Work through the entries below and report how many lines include "marked". The number alone is the answer.

- - -

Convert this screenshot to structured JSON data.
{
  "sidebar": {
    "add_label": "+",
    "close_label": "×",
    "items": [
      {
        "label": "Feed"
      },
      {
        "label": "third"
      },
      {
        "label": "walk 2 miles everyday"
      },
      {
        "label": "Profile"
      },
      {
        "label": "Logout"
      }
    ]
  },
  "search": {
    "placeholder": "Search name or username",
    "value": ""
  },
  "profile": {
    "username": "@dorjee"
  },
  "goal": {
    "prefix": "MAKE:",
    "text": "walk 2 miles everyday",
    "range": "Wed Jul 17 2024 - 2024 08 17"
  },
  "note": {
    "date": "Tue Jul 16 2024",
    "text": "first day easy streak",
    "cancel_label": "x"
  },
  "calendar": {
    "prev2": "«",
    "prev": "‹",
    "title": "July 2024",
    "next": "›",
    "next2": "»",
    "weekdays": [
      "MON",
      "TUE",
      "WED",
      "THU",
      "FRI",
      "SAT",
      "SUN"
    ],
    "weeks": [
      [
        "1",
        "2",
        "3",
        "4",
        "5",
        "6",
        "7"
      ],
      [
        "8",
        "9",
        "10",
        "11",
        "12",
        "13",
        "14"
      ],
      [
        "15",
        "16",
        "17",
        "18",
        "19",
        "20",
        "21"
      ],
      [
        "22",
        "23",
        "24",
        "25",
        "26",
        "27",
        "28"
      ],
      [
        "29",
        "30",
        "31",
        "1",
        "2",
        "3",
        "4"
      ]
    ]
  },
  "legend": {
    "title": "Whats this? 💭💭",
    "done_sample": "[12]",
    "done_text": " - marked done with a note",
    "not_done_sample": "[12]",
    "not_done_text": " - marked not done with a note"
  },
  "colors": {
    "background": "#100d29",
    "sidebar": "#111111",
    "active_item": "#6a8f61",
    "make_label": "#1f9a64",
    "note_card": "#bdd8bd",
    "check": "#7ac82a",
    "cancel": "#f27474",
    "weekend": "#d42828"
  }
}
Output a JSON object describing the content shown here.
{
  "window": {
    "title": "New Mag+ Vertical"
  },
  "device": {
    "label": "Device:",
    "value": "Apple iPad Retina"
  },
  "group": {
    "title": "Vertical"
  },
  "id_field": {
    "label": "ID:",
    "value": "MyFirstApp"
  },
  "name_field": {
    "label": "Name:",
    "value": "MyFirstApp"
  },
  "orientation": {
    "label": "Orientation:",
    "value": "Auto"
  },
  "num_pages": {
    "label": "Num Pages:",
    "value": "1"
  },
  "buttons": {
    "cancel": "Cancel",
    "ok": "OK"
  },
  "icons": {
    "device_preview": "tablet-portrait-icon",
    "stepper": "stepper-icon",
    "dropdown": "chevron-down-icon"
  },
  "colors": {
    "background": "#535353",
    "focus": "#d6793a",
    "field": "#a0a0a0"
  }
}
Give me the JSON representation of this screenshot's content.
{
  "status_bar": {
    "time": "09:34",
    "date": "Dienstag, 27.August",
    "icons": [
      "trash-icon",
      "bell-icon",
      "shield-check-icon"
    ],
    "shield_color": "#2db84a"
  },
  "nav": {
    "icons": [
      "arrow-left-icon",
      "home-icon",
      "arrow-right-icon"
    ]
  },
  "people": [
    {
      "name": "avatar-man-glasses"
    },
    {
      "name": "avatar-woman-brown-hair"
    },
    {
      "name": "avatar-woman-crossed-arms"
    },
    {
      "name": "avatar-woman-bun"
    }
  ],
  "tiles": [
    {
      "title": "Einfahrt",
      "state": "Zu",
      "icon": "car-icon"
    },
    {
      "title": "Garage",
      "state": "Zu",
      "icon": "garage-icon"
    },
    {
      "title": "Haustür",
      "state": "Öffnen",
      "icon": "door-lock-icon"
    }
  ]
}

- - -

# [CORRECT RESULT]
2